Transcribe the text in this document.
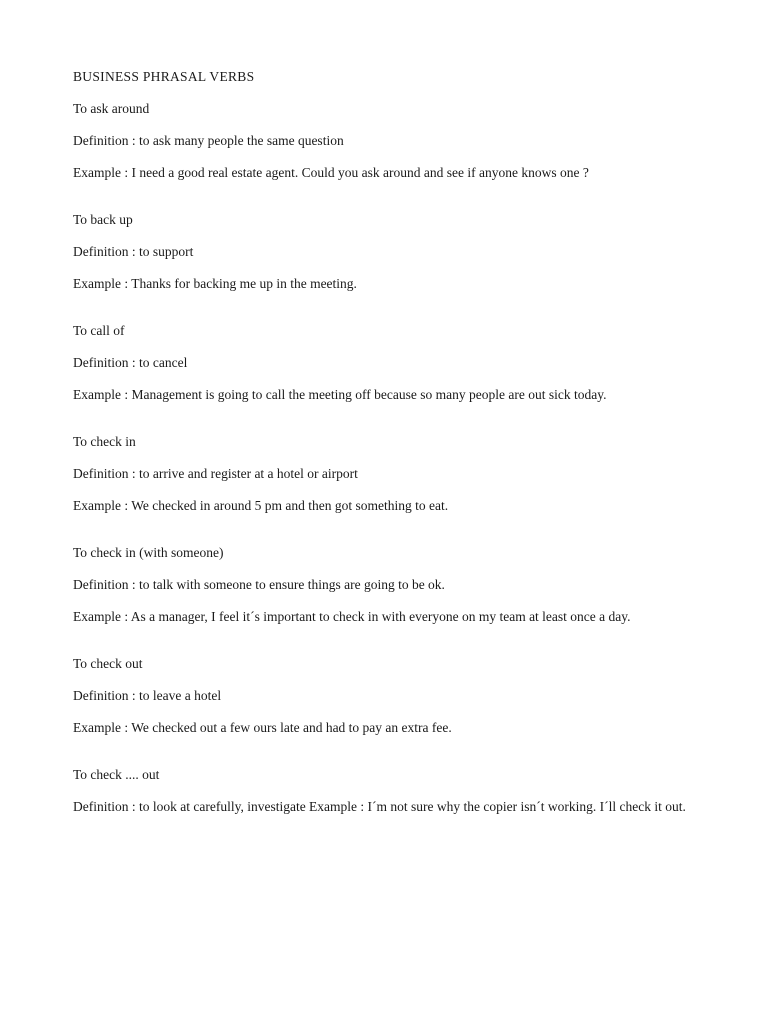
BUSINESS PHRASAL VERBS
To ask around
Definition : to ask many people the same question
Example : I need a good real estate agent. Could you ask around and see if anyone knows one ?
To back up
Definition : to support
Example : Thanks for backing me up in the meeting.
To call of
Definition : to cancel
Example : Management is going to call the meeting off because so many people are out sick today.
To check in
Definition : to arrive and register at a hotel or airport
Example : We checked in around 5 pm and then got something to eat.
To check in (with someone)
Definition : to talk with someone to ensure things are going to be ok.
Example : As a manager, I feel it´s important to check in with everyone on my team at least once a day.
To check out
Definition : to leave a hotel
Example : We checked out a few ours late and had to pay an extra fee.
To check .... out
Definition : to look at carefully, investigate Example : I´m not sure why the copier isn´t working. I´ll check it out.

AIM OF THE TASK
Show the lines of the data that hold the word "hotel".

REPLY
Definition : to arrive and register at a hotel or airport
Definition : to leave a hotel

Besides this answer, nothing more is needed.